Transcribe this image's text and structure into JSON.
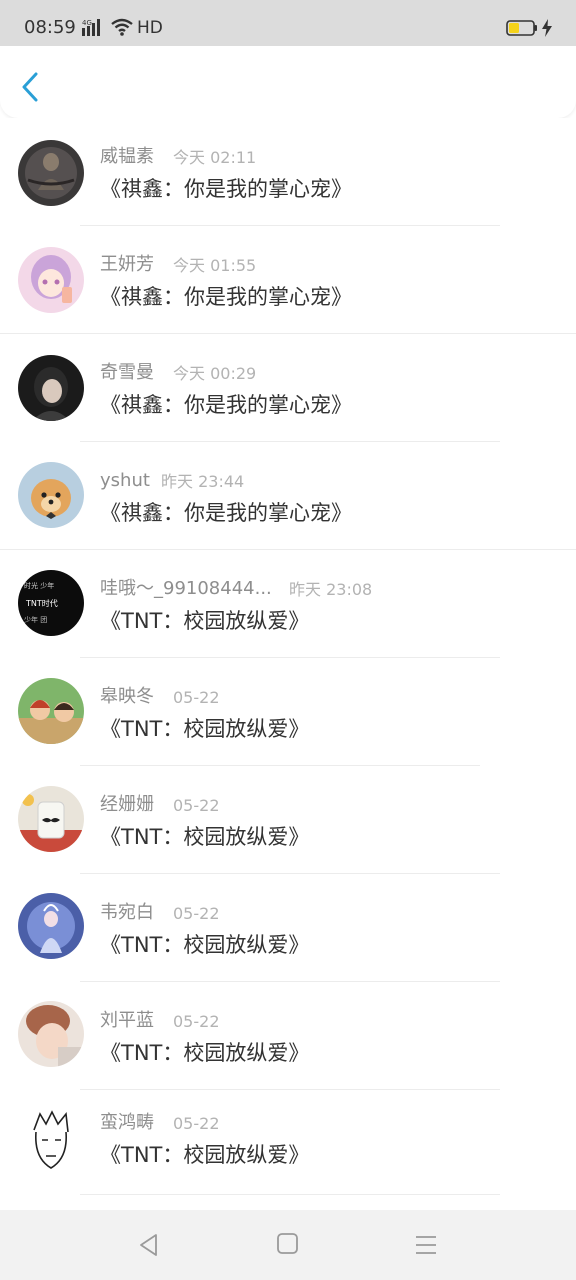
{
  "status_bar": {
    "time": "08:59",
    "network": "4G",
    "hd": "HD",
    "battery_level": 0.4
  },
  "header": {
    "back_icon": "chevron-left-icon",
    "accent_color": "#2a9fd6"
  },
  "items": [
    {
      "name": "威韫素",
      "time": "今天 02:11",
      "title": "《祺鑫：你是我的掌心宠》",
      "avatar": "dark-statue"
    },
    {
      "name": "王妍芳",
      "time": "今天 01:55",
      "title": "《祺鑫：你是我的掌心宠》",
      "avatar": "anime-pink"
    },
    {
      "name": "奇雪曼",
      "time": "今天 00:29",
      "title": "《祺鑫：你是我的掌心宠》",
      "avatar": "dark-girl"
    },
    {
      "name": "yshut",
      "time": "昨天 23:44",
      "title": "《祺鑫：你是我的掌心宠》",
      "avatar": "pomeranian"
    },
    {
      "name": "哇哦～_99108444...",
      "time": "昨天 23:08",
      "title": "《TNT：校园放纵爱》",
      "avatar": "black-text"
    },
    {
      "name": "皋映冬",
      "time": "05-22",
      "title": "《TNT：校园放纵爱》",
      "avatar": "cartoon-kids"
    },
    {
      "name": "经姗姗",
      "time": "05-22",
      "title": "《TNT：校园放纵爱》",
      "avatar": "milk-jar"
    },
    {
      "name": "韦宛白",
      "time": "05-22",
      "title": "《TNT：校园放纵爱》",
      "avatar": "fantasy-blue"
    },
    {
      "name": "刘平蓝",
      "time": "05-22",
      "title": "《TNT：校园放纵爱》",
      "avatar": "soft-portrait"
    },
    {
      "name": "蛮鸿畴",
      "time": "05-22",
      "title": "《TNT：校园放纵爱》",
      "avatar": "sketch-face"
    }
  ]
}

####

■ Challenge
Copy the material above in full and exactly, skipping pictures.

■ Exercise output
Transcribe this image's text and structure into JSON.
{
  "status_bar": {
    "time": "08:59",
    "network": "4G",
    "hd": "HD",
    "battery_level": 0.4
  },
  "header": {
    "back_icon": "chevron-left-icon",
    "accent_color": "#2a9fd6"
  },
  "items": [
    {
      "name": "威韫素",
      "time": "今天 02:11",
      "title": "《祺鑫：你是我的掌心宠》",
      "avatar": "dark-statue"
    },
    {
      "name": "王妍芳",
      "time": "今天 01:55",
      "title": "《祺鑫：你是我的掌心宠》",
      "avatar": "anime-pink"
    },
    {
      "name": "奇雪曼",
      "time": "今天 00:29",
      "title": "《祺鑫：你是我的掌心宠》",
      "avatar": "dark-girl"
    },
    {
      "name": "yshut",
      "time": "昨天 23:44",
      "title": "《祺鑫：你是我的掌心宠》",
      "avatar": "pomeranian"
    },
    {
      "name": "哇哦～_99108444...",
      "time": "昨天 23:08",
      "title": "《TNT：校园放纵爱》",
      "avatar": "black-text"
    },
    {
      "name": "皋映冬",
      "time": "05-22",
      "title": "《TNT：校园放纵爱》",
      "avatar": "cartoon-kids"
    },
    {
      "name": "经姗姗",
      "time": "05-22",
      "title": "《TNT：校园放纵爱》",
      "avatar": "milk-jar"
    },
    {
      "name": "韦宛白",
      "time": "05-22",
      "title": "《TNT：校园放纵爱》",
      "avatar": "fantasy-blue"
    },
    {
      "name": "刘平蓝",
      "time": "05-22",
      "title": "《TNT：校园放纵爱》",
      "avatar": "soft-portrait"
    },
    {
      "name": "蛮鸿畴",
      "time": "05-22",
      "title": "《TNT：校园放纵爱》",
      "avatar": "sketch-face"
    }
  ]
}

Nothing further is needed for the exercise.